▸ **THE RECORDS**:
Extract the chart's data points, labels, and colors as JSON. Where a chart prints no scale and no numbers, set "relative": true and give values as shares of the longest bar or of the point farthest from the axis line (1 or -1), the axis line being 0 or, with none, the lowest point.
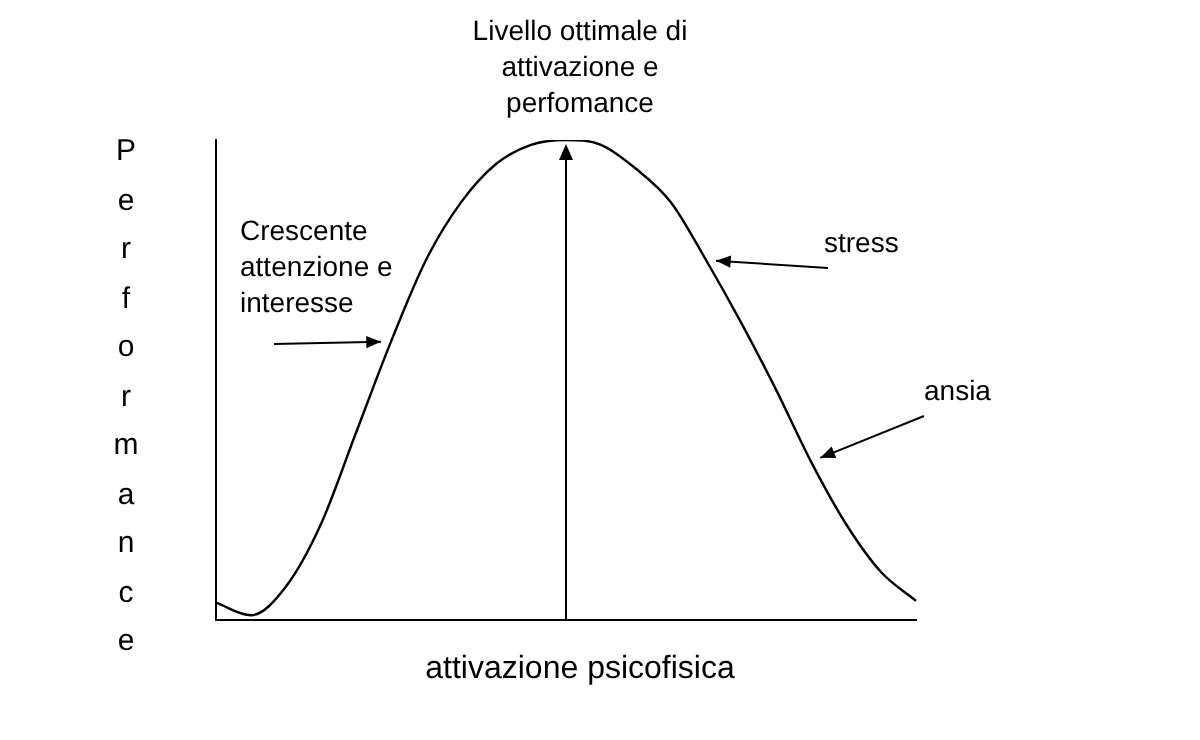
{
  "chart_data": {
    "type": "line",
    "title": "Livello ottimale di attivazione e perfomance",
    "xlabel": "attivazione psicofisica",
    "ylabel": "Performance",
    "relative": true,
    "marker": "none",
    "grid": false,
    "legend": false,
    "categories": [
      null,
      null,
      null,
      null,
      null,
      null,
      null,
      null,
      null,
      null,
      null,
      null,
      null,
      null,
      null,
      null,
      null,
      null,
      null,
      null,
      null
    ],
    "series": [
      {
        "color": "#000000",
        "values": [
          0.036,
          0.01,
          0.07,
          0.2,
          0.39,
          0.58,
          0.75,
          0.87,
          0.95,
          0.99,
          1,
          0.99,
          0.94,
          0.87,
          0.75,
          0.62,
          0.48,
          0.33,
          0.2,
          0.1,
          0.04
        ]
      }
    ],
    "annotations": [
      "Crescente attenzione e interesse",
      "stress",
      "ansia"
    ]
  }
}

▸ **WHAT NEEDS TO BE DONE**: Copy the listing in full and without alteration, omitting every picture.

▸ **WORKED SOLUTION**:
Extract the chart's data points, labels, and colors as JSON. Where a chart prints no scale and no numbers, set "relative": true and give values as shares of the longest bar or of the point farthest from the axis line (1 or -1), the axis line being 0 or, with none, the lowest point.
{
  "chart_data": {
    "type": "line",
    "title": "Livello ottimale di attivazione e perfomance",
    "xlabel": "attivazione psicofisica",
    "ylabel": "Performance",
    "relative": true,
    "marker": "none",
    "grid": false,
    "legend": false,
    "categories": [
      null,
      null,
      null,
      null,
      null,
      null,
      null,
      null,
      null,
      null,
      null,
      null,
      null,
      null,
      null,
      null,
      null,
      null,
      null,
      null,
      null
    ],
    "series": [
      {
        "color": "#000000",
        "values": [
          0.036,
          0.01,
          0.07,
          0.2,
          0.39,
          0.58,
          0.75,
          0.87,
          0.95,
          0.99,
          1,
          0.99,
          0.94,
          0.87,
          0.75,
          0.62,
          0.48,
          0.33,
          0.2,
          0.1,
          0.04
        ]
      }
    ],
    "annotations": [
      "Crescente attenzione e interesse",
      "stress",
      "ansia"
    ]
  }
}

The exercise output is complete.